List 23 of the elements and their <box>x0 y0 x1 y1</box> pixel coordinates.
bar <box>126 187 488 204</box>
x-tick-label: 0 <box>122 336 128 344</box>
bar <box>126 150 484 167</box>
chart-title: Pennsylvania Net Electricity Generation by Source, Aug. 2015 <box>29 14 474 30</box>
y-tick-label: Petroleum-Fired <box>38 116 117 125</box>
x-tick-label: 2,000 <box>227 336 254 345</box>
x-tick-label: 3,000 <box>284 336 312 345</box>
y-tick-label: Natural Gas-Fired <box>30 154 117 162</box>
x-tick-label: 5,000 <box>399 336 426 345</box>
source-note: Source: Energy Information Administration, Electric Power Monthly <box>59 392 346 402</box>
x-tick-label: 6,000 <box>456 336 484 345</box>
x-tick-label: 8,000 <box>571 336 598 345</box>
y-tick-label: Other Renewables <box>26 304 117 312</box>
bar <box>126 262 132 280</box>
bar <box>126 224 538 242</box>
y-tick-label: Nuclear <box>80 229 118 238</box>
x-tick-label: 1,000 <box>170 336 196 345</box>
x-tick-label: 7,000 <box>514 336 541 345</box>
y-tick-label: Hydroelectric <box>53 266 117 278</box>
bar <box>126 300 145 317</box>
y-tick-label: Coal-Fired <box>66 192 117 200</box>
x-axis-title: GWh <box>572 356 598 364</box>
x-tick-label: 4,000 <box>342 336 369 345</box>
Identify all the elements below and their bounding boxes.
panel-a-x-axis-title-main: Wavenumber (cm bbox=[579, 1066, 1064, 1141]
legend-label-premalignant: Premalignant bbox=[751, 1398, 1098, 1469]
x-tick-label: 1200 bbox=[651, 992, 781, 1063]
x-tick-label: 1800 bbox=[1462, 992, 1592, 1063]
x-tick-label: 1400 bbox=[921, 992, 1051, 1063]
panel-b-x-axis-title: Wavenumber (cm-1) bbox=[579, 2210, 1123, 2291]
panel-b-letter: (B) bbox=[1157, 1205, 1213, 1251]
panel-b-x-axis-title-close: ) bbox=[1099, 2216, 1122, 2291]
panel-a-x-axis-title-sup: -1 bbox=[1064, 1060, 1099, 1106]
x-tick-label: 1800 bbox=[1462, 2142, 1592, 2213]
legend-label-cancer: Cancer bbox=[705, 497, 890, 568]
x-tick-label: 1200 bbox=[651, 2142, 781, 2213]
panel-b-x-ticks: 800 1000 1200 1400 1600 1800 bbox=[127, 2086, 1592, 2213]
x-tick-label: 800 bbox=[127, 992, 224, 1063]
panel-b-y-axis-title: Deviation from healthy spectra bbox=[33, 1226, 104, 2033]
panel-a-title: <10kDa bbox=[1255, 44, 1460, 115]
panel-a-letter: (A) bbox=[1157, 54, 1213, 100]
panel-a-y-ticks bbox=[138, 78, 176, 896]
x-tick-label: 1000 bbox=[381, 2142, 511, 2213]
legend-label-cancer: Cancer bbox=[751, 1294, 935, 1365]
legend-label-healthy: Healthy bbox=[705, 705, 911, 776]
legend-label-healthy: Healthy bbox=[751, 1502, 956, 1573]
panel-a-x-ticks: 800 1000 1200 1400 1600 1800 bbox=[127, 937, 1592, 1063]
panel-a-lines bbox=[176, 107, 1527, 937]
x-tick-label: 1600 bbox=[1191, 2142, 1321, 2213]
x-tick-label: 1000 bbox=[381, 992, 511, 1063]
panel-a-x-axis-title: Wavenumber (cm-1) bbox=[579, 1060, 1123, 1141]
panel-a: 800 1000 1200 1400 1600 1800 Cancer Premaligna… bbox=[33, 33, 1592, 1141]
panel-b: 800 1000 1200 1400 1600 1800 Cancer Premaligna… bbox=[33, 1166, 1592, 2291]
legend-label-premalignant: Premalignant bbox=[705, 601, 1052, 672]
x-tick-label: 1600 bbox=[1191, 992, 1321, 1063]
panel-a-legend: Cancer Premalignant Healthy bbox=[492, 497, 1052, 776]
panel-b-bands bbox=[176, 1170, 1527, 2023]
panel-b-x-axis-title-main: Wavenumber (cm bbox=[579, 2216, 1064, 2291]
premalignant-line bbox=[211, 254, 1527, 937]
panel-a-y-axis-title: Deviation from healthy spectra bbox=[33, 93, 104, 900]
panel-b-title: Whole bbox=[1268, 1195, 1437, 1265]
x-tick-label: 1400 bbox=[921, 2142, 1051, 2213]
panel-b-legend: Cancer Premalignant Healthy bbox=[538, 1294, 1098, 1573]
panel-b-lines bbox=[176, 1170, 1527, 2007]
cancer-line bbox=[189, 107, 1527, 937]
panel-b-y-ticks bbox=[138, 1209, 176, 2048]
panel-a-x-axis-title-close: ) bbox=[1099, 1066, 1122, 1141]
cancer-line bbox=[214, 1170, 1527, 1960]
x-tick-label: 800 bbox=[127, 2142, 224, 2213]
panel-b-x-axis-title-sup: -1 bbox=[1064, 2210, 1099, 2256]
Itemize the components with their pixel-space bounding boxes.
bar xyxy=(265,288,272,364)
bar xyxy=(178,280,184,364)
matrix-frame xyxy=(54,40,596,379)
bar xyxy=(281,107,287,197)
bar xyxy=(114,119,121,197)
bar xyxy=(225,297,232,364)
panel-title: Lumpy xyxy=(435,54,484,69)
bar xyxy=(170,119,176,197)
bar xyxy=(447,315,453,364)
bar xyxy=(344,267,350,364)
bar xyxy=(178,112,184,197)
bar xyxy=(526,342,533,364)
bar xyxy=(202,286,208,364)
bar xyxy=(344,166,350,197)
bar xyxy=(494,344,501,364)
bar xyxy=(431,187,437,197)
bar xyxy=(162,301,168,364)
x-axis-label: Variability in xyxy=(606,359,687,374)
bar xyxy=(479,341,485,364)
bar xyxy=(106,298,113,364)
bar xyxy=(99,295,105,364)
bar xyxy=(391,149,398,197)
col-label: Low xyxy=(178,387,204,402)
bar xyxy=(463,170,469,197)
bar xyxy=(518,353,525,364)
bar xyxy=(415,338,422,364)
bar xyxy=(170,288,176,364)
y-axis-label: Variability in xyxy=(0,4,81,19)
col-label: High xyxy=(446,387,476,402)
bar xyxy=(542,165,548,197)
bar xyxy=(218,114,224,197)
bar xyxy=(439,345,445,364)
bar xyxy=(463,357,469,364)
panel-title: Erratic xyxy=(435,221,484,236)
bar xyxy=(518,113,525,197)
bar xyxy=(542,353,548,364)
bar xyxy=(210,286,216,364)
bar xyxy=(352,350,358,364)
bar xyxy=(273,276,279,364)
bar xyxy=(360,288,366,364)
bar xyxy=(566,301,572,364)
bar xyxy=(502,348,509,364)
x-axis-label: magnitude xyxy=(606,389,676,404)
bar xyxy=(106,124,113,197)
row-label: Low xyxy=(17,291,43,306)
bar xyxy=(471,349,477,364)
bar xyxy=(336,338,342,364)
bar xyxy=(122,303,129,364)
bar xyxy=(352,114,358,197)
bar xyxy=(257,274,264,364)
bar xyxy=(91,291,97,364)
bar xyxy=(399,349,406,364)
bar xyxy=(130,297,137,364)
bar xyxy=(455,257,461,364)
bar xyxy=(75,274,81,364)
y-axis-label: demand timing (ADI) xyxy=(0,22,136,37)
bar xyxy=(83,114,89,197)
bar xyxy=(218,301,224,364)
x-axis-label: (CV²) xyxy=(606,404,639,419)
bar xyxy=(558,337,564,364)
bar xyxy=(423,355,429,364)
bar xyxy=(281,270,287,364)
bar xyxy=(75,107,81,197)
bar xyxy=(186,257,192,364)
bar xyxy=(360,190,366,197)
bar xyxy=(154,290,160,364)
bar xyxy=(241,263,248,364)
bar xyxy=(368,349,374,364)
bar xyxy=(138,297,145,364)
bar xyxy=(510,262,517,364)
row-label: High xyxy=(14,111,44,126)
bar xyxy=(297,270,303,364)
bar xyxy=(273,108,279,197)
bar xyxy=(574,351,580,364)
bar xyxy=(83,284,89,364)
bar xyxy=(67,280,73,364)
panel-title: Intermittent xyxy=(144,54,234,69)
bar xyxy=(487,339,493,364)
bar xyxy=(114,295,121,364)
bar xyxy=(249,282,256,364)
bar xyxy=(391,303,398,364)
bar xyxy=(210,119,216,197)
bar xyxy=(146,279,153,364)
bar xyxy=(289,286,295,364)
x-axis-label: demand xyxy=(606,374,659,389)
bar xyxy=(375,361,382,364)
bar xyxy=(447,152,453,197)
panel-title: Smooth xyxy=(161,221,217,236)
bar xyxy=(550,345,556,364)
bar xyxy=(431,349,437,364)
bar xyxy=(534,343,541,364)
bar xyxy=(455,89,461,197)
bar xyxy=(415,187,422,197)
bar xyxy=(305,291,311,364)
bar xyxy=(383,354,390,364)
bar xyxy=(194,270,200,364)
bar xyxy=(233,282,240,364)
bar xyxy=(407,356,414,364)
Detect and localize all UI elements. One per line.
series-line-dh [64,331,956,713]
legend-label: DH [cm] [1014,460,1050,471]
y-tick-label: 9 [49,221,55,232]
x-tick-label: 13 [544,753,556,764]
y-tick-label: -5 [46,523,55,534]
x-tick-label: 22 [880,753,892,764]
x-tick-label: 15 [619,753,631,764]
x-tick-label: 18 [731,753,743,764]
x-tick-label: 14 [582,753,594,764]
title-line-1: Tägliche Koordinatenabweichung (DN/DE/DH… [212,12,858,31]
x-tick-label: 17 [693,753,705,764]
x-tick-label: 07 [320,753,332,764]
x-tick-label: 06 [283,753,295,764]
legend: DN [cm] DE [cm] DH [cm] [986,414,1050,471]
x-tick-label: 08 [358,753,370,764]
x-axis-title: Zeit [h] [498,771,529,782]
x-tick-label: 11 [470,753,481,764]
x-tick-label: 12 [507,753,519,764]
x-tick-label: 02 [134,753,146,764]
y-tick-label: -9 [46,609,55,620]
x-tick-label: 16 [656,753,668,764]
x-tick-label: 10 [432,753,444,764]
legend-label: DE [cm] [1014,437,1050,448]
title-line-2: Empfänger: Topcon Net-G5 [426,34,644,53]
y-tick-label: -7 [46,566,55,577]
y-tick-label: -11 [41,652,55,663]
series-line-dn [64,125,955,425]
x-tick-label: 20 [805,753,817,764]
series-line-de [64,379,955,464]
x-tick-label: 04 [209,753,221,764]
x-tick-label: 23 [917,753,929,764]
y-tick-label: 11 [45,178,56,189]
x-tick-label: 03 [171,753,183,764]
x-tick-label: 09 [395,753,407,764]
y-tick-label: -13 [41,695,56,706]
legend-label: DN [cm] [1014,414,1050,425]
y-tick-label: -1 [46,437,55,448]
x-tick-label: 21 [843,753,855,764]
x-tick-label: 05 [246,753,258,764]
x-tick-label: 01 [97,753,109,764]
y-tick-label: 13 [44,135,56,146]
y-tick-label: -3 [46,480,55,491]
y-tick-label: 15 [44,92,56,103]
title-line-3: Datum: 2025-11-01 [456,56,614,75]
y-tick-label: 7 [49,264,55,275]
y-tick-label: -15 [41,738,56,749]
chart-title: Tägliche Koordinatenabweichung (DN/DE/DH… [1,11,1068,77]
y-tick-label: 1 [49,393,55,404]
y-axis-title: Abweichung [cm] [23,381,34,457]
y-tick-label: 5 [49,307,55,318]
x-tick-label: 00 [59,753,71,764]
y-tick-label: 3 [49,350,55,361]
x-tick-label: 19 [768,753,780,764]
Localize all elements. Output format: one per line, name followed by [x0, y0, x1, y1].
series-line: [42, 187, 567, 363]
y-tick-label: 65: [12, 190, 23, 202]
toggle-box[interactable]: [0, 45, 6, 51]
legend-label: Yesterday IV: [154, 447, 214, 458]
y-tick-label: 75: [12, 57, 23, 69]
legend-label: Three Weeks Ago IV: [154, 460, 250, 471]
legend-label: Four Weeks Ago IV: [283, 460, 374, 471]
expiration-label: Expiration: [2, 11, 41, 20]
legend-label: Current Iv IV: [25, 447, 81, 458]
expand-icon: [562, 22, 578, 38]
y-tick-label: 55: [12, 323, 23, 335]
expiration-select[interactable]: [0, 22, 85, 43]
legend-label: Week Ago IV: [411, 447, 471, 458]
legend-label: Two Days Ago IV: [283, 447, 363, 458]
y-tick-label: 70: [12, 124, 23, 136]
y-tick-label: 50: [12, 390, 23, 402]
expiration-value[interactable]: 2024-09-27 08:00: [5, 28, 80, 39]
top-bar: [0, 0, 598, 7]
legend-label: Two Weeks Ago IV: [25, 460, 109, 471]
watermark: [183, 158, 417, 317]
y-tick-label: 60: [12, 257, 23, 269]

* **O que produzir**: Selecione na listagem acima todas as linhas que contêm a palavra "bounding" e copie-as. Diferencie maiúsculas de minúsculas.

* **Solução**:
Identify all the elements below and their bounding boxes.
Itemize the components with their pixel-space bounding boxes.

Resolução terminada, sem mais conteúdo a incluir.